►
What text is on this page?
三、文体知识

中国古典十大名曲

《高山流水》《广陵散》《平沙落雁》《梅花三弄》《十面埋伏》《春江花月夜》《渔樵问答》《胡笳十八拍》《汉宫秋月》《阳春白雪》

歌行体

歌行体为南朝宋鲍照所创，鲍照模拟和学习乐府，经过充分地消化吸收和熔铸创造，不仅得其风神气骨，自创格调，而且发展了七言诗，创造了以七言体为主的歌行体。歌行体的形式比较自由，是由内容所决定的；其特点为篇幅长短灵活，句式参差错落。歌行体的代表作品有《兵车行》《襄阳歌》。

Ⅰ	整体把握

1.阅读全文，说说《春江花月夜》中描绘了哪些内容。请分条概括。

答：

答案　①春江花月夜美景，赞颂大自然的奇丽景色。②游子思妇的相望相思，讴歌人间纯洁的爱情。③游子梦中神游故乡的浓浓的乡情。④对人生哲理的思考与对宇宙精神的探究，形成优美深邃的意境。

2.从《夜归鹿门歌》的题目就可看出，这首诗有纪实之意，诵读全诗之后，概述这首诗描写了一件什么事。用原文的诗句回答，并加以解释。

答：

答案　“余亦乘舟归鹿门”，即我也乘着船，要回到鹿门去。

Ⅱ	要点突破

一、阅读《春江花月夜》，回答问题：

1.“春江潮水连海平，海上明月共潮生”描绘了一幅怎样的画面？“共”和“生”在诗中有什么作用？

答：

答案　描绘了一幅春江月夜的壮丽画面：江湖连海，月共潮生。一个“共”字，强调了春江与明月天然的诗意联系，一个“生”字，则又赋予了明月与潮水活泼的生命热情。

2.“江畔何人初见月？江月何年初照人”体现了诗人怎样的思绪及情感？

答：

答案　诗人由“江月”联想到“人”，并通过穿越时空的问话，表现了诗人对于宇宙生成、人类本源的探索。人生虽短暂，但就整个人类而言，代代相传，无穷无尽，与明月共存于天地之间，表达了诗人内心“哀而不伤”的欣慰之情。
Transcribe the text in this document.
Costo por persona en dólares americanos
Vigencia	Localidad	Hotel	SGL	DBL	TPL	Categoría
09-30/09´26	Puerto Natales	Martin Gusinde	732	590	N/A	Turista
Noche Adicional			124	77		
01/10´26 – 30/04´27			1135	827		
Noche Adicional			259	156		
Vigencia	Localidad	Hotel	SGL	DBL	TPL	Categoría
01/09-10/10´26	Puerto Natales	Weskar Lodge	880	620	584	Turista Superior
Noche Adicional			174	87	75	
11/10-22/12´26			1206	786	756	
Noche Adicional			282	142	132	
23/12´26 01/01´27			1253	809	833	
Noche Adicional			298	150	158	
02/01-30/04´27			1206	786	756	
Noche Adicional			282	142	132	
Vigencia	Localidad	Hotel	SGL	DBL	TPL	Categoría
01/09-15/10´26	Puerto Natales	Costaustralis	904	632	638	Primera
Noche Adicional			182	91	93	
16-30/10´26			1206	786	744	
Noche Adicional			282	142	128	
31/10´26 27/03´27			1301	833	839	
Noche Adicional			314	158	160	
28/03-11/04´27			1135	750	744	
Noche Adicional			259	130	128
◄
Which lines above contain the word "Natales"? Copy each of them.

09-30/09´26	Puerto Natales	Martin Gusinde	732	590	N/A	Turista
01/09-10/10´26	Puerto Natales	Weskar Lodge	880	620	584	Turista Superior
01/09-15/10´26	Puerto Natales	Costaustralis	904	632	638	Primera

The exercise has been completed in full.